### What you should do:
Print the material below line for line, changing nothing.

### Extracted information:
---*---
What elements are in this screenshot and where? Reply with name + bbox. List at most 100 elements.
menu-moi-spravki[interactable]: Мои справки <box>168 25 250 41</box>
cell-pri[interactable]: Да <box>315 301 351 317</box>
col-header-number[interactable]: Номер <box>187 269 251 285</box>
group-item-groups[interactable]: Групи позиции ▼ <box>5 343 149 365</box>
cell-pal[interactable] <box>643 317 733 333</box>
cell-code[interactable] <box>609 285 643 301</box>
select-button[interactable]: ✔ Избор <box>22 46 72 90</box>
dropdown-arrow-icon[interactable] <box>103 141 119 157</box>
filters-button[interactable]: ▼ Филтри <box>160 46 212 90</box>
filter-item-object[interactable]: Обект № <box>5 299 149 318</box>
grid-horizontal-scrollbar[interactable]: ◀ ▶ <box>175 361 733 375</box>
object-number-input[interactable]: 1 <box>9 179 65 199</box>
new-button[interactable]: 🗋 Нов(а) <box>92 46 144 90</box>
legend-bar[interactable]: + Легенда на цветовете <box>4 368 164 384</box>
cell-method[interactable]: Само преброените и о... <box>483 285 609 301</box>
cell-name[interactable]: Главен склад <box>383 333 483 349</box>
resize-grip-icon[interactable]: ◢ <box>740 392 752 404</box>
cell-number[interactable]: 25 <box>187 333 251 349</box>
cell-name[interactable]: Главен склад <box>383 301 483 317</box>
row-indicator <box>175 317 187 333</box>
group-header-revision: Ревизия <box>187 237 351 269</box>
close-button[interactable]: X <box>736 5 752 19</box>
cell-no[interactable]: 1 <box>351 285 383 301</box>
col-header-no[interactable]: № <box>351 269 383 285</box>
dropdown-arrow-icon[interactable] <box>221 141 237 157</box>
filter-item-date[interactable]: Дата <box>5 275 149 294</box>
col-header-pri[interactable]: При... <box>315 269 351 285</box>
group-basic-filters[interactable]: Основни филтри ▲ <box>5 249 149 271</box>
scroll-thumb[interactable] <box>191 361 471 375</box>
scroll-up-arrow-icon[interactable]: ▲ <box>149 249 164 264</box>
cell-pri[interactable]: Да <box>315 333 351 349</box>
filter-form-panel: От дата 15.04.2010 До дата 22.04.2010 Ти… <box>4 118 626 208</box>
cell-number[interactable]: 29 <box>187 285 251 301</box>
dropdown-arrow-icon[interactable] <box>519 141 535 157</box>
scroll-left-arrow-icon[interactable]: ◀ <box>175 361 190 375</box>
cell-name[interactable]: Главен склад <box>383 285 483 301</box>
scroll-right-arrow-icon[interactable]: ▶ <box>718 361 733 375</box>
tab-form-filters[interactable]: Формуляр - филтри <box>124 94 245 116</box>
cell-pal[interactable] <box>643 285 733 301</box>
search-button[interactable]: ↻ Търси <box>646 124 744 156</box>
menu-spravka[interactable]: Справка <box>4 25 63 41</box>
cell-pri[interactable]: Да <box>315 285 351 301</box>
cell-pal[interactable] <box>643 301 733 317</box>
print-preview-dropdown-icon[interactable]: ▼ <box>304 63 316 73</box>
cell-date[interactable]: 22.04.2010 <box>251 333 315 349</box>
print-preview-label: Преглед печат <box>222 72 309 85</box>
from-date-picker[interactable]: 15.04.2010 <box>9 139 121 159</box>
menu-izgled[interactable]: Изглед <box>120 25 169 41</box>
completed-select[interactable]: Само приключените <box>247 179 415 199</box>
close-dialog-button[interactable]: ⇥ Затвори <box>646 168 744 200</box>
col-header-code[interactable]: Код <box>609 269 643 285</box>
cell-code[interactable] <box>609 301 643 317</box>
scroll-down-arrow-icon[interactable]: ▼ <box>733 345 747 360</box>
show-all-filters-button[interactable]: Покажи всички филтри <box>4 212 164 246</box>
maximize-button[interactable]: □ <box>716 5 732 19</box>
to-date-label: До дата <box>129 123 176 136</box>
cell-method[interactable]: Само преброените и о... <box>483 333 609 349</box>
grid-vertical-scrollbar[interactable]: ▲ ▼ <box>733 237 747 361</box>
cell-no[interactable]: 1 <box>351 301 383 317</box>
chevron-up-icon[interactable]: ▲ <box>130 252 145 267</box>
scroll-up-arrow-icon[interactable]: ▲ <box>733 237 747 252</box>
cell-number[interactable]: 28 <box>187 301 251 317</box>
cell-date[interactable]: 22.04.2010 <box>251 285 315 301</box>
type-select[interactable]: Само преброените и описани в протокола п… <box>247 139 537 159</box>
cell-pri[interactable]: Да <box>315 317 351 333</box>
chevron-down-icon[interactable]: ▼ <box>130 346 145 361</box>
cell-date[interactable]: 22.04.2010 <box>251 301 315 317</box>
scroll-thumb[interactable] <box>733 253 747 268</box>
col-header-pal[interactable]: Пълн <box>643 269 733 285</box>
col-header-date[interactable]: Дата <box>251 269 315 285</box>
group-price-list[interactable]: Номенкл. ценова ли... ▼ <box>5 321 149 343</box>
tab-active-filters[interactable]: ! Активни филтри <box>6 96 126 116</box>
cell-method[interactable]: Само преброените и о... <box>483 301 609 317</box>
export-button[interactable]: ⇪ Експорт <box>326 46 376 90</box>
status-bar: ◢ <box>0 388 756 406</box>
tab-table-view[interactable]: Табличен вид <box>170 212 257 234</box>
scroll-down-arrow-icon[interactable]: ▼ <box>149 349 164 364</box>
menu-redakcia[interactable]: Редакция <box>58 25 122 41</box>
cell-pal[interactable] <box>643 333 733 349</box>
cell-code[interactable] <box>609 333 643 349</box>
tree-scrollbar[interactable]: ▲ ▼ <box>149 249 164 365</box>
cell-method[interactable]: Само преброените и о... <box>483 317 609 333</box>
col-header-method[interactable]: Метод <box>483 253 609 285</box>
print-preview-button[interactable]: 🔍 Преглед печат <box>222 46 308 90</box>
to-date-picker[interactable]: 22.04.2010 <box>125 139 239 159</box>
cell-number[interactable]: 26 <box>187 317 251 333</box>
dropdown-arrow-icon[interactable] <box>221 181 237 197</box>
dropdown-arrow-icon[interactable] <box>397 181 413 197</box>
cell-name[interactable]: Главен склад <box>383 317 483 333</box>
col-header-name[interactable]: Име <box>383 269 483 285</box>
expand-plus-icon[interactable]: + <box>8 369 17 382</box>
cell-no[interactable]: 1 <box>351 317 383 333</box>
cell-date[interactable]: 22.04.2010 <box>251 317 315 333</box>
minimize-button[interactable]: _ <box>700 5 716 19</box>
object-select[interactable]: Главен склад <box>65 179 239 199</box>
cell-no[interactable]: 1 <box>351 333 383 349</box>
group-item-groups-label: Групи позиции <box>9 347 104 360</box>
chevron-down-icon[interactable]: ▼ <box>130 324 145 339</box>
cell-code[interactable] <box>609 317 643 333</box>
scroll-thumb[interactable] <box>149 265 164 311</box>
---*---
### Task result:
What elements are in this screenshot and where? Reply with name + bbox. List at most 100 elements.
menu-moi-spravki[interactable]: Мои справки <box>168 25 250 41</box>
cell-pri[interactable]: Да <box>315 301 351 317</box>
col-header-number[interactable]: Номер <box>187 269 251 285</box>
group-item-groups[interactable]: Групи позиции ▼ <box>5 343 149 365</box>
cell-pal[interactable] <box>643 317 733 333</box>
cell-code[interactable] <box>609 285 643 301</box>
select-button[interactable]: ✔ Избор <box>22 46 72 90</box>
dropdown-arrow-icon[interactable] <box>103 141 119 157</box>
filters-button[interactable]: ▼ Филтри <box>160 46 212 90</box>
filter-item-object[interactable]: Обект № <box>5 299 149 318</box>
grid-horizontal-scrollbar[interactable]: ◀ ▶ <box>175 361 733 375</box>
object-number-input[interactable]: 1 <box>9 179 65 199</box>
new-button[interactable]: 🗋 Нов(а) <box>92 46 144 90</box>
legend-bar[interactable]: + Легенда на цветовете <box>4 368 164 384</box>
cell-method[interactable]: Само преброените и о... <box>483 285 609 301</box>
cell-name[interactable]: Главен склад <box>383 333 483 349</box>
resize-grip-icon[interactable]: ◢ <box>740 392 752 404</box>
cell-number[interactable]: 25 <box>187 333 251 349</box>
cell-name[interactable]: Главен склад <box>383 301 483 317</box>
row-indicator <box>175 317 187 333</box>
group-header-revision: Ревизия <box>187 237 351 269</box>
close-button[interactable]: X <box>736 5 752 19</box>
cell-no[interactable]: 1 <box>351 285 383 301</box>
col-header-no[interactable]: № <box>351 269 383 285</box>
dropdown-arrow-icon[interactable] <box>221 141 237 157</box>
filter-item-date[interactable]: Дата <box>5 275 149 294</box>
col-header-pri[interactable]: При... <box>315 269 351 285</box>
group-basic-filters[interactable]: Основни филтри ▲ <box>5 249 149 271</box>
scroll-thumb[interactable] <box>191 361 471 375</box>
scroll-up-arrow-icon[interactable]: ▲ <box>149 249 164 264</box>
cell-pri[interactable]: Да <box>315 333 351 349</box>
filter-form-panel: От дата 15.04.2010 До дата 22.04.2010 Ти… <box>4 118 626 208</box>
cell-number[interactable]: 29 <box>187 285 251 301</box>
dropdown-arrow-icon[interactable] <box>519 141 535 157</box>
scroll-left-arrow-icon[interactable]: ◀ <box>175 361 190 375</box>
cell-name[interactable]: Главен склад <box>383 285 483 301</box>
scroll-right-arrow-icon[interactable]: ▶ <box>718 361 733 375</box>
tab-form-filters[interactable]: Формуляр - филтри <box>124 94 245 116</box>
cell-pal[interactable] <box>643 285 733 301</box>
search-button[interactable]: ↻ Търси <box>646 124 744 156</box>
menu-spravka[interactable]: Справка <box>4 25 63 41</box>
cell-pri[interactable]: Да <box>315 285 351 301</box>
cell-pal[interactable] <box>643 301 733 317</box>
print-preview-dropdown-icon[interactable]: ▼ <box>304 63 316 73</box>
cell-date[interactable]: 22.04.2010 <box>251 333 315 349</box>
print-preview-label: Преглед печат <box>222 72 309 85</box>
from-date-picker[interactable]: 15.04.2010 <box>9 139 121 159</box>
menu-izgled[interactable]: Изглед <box>120 25 169 41</box>
completed-select[interactable]: Само приключените <box>247 179 415 199</box>
close-dialog-button[interactable]: ⇥ Затвори <box>646 168 744 200</box>
col-header-code[interactable]: Код <box>609 269 643 285</box>
cell-code[interactable] <box>609 301 643 317</box>
scroll-down-arrow-icon[interactable]: ▼ <box>733 345 747 360</box>
show-all-filters-button[interactable]: Покажи всички филтри <box>4 212 164 246</box>
maximize-button[interactable]: □ <box>716 5 732 19</box>
to-date-label: До дата <box>129 123 176 136</box>
cell-method[interactable]: Само преброените и о... <box>483 333 609 349</box>
grid-vertical-scrollbar[interactable]: ▲ ▼ <box>733 237 747 361</box>
cell-no[interactable]: 1 <box>351 301 383 317</box>
chevron-up-icon[interactable]: ▲ <box>130 252 145 267</box>
scroll-up-arrow-icon[interactable]: ▲ <box>733 237 747 252</box>
cell-number[interactable]: 28 <box>187 301 251 317</box>
cell-date[interactable]: 22.04.2010 <box>251 285 315 301</box>
type-select[interactable]: Само преброените и описани в протокола п… <box>247 139 537 159</box>
cell-pri[interactable]: Да <box>315 317 351 333</box>
chevron-down-icon[interactable]: ▼ <box>130 346 145 361</box>
cell-date[interactable]: 22.04.2010 <box>251 301 315 317</box>
scroll-thumb[interactable] <box>733 253 747 268</box>
col-header-pal[interactable]: Пълн <box>643 269 733 285</box>
col-header-date[interactable]: Дата <box>251 269 315 285</box>
group-price-list[interactable]: Номенкл. ценова ли... ▼ <box>5 321 149 343</box>
tab-active-filters[interactable]: ! Активни филтри <box>6 96 126 116</box>
cell-method[interactable]: Само преброените и о... <box>483 301 609 317</box>
export-button[interactable]: ⇪ Експорт <box>326 46 376 90</box>
status-bar: ◢ <box>0 388 756 406</box>
tab-table-view[interactable]: Табличен вид <box>170 212 257 234</box>
scroll-down-arrow-icon[interactable]: ▼ <box>149 349 164 364</box>
menu-redakcia[interactable]: Редакция <box>58 25 122 41</box>
cell-pal[interactable] <box>643 333 733 349</box>
cell-code[interactable] <box>609 333 643 349</box>
tree-scrollbar[interactable]: ▲ ▼ <box>149 249 164 365</box>
cell-method[interactable]: Само преброените и о... <box>483 317 609 333</box>
col-header-method[interactable]: Метод <box>483 253 609 285</box>
print-preview-button[interactable]: 🔍 Преглед печат <box>222 46 308 90</box>
to-date-picker[interactable]: 22.04.2010 <box>125 139 239 159</box>
cell-number[interactable]: 26 <box>187 317 251 333</box>
dropdown-arrow-icon[interactable] <box>221 181 237 197</box>
dropdown-arrow-icon[interactable] <box>397 181 413 197</box>
cell-name[interactable]: Главен склад <box>383 317 483 333</box>
col-header-name[interactable]: Име <box>383 269 483 285</box>
expand-plus-icon[interactable]: + <box>8 369 17 382</box>
cell-no[interactable]: 1 <box>351 317 383 333</box>
cell-date[interactable]: 22.04.2010 <box>251 317 315 333</box>
minimize-button[interactable]: _ <box>700 5 716 19</box>
object-select[interactable]: Главен склад <box>65 179 239 199</box>
cell-no[interactable]: 1 <box>351 333 383 349</box>
group-item-groups-label: Групи позиции <box>9 347 104 360</box>
chevron-down-icon[interactable]: ▼ <box>130 324 145 339</box>
cell-code[interactable] <box>609 317 643 333</box>
scroll-thumb[interactable] <box>149 265 164 311</box>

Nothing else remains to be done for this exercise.